● SHORT TASK
List the lines of this listing that hold the word "distance".
═══ MATERIAL FOR THIS TASK
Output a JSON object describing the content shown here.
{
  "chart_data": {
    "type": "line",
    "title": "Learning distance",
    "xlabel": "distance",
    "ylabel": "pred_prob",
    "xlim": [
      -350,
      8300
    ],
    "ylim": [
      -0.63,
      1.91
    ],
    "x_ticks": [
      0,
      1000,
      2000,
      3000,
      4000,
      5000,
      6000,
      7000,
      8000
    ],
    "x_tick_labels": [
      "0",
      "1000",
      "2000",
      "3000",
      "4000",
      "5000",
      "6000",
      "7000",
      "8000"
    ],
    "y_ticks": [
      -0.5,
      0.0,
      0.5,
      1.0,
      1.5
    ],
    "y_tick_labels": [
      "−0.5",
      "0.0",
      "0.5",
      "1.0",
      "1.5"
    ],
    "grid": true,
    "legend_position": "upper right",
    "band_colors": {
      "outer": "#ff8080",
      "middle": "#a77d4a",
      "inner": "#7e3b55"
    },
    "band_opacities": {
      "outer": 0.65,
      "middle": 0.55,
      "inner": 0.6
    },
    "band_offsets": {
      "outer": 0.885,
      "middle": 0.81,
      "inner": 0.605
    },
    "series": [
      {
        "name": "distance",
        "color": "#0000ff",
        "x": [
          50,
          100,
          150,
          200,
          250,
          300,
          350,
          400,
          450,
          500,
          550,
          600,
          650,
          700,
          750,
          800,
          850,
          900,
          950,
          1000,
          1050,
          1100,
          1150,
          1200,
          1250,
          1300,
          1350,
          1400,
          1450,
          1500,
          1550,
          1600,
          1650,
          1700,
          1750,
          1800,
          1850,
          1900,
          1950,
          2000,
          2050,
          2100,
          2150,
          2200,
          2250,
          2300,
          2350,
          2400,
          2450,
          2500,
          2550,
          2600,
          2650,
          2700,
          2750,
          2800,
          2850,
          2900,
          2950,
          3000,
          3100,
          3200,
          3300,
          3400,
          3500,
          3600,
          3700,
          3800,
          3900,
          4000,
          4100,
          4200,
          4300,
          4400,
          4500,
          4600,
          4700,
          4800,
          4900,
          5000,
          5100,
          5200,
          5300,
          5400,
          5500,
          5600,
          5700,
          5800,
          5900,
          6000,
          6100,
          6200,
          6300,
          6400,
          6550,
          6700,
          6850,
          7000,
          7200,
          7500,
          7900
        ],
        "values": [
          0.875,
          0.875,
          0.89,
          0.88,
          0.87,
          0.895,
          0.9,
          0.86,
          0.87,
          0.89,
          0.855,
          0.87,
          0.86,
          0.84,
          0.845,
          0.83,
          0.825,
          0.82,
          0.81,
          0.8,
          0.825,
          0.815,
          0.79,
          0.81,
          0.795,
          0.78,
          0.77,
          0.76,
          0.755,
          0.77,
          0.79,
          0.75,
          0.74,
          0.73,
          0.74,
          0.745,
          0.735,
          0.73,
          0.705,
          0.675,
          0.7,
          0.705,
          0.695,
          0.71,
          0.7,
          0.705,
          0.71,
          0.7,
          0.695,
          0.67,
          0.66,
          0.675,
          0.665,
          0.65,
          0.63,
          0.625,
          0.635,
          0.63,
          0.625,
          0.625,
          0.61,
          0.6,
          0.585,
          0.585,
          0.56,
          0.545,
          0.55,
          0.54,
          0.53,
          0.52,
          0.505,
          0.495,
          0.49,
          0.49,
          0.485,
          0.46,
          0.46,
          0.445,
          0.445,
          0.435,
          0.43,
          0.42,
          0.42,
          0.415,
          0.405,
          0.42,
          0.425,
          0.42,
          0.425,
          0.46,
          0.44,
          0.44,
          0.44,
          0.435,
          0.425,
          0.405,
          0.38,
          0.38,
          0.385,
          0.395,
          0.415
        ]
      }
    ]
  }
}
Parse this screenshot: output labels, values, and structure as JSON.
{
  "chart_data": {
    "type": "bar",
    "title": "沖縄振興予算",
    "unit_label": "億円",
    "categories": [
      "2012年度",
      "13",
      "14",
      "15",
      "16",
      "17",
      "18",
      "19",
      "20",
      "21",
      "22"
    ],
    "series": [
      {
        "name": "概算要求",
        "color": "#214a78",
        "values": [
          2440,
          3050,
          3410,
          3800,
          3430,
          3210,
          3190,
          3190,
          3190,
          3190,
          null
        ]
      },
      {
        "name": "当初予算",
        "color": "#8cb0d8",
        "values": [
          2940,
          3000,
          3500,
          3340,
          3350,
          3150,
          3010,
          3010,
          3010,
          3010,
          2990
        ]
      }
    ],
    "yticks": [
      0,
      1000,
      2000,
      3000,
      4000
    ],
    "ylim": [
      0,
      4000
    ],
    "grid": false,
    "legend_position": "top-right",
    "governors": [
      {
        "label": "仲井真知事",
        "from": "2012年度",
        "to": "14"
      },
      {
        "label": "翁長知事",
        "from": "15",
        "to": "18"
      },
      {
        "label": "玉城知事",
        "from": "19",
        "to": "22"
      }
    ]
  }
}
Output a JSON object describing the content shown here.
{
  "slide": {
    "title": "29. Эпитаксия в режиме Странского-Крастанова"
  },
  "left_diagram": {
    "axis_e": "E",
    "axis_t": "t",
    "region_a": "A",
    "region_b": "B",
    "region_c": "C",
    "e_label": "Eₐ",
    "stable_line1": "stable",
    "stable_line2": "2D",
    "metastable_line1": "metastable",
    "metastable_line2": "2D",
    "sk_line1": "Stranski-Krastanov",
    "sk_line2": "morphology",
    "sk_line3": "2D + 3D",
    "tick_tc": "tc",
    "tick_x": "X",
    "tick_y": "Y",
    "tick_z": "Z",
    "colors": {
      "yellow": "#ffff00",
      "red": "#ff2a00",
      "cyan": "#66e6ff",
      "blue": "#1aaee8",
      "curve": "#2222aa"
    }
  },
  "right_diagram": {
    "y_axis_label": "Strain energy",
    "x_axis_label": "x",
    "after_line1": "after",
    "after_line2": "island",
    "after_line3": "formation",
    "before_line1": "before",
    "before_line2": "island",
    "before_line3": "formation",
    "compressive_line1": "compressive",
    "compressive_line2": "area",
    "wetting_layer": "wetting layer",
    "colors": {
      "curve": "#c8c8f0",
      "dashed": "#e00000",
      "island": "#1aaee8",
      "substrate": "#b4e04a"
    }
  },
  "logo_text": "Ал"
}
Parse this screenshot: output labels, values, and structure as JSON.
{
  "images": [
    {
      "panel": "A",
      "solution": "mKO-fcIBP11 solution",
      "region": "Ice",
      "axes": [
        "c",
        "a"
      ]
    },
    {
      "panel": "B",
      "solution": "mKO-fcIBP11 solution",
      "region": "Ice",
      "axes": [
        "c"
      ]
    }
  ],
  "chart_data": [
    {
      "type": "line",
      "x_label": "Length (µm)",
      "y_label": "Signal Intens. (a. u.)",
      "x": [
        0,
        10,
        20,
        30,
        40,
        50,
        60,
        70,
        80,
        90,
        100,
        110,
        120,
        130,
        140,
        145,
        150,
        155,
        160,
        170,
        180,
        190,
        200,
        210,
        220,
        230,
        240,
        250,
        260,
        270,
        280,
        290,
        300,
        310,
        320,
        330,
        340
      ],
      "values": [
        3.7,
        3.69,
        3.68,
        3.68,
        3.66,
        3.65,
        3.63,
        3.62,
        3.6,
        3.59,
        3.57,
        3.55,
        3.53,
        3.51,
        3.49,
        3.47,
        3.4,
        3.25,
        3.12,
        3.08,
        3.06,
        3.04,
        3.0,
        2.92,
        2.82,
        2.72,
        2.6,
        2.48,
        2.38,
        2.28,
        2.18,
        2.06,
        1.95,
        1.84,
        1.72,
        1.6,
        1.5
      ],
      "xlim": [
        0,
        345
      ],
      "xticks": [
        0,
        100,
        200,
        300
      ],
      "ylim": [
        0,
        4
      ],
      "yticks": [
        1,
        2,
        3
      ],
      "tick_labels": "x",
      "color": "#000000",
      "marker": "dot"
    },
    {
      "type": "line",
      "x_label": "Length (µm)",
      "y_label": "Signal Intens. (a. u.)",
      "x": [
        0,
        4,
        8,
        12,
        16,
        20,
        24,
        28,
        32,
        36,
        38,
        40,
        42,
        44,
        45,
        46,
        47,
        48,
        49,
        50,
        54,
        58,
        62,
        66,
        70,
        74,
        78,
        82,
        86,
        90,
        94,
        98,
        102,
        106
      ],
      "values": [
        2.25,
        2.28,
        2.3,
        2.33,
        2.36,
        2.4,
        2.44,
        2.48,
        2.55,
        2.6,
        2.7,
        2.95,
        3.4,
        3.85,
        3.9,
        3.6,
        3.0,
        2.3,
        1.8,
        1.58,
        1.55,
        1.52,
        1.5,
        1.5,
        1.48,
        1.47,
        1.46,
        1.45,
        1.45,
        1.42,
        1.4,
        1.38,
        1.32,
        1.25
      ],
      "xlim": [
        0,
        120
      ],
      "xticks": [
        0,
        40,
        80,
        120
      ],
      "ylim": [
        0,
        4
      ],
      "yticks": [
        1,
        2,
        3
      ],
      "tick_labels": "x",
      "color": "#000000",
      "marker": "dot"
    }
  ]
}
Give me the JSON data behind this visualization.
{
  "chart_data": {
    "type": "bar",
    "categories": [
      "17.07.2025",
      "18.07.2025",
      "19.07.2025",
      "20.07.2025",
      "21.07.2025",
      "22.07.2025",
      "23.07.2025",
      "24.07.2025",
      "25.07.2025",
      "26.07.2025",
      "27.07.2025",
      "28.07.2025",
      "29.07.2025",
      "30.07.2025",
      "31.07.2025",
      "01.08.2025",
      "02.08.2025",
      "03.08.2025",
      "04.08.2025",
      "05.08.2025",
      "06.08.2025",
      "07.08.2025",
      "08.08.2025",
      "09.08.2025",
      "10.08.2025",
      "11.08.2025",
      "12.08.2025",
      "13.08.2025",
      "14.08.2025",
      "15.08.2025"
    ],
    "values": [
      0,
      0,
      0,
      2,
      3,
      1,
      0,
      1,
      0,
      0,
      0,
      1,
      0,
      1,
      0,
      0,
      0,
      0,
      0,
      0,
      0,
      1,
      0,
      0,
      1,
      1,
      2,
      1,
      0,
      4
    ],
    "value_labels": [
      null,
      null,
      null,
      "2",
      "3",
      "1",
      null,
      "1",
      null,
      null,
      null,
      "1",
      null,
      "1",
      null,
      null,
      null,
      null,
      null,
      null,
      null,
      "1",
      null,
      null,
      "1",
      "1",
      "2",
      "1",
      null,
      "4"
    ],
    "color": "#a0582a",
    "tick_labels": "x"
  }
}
══════
● ANSWER TO THIS PROBLEM
    "title": "Learning distance",
    "xlabel": "distance",
        "name": "distance",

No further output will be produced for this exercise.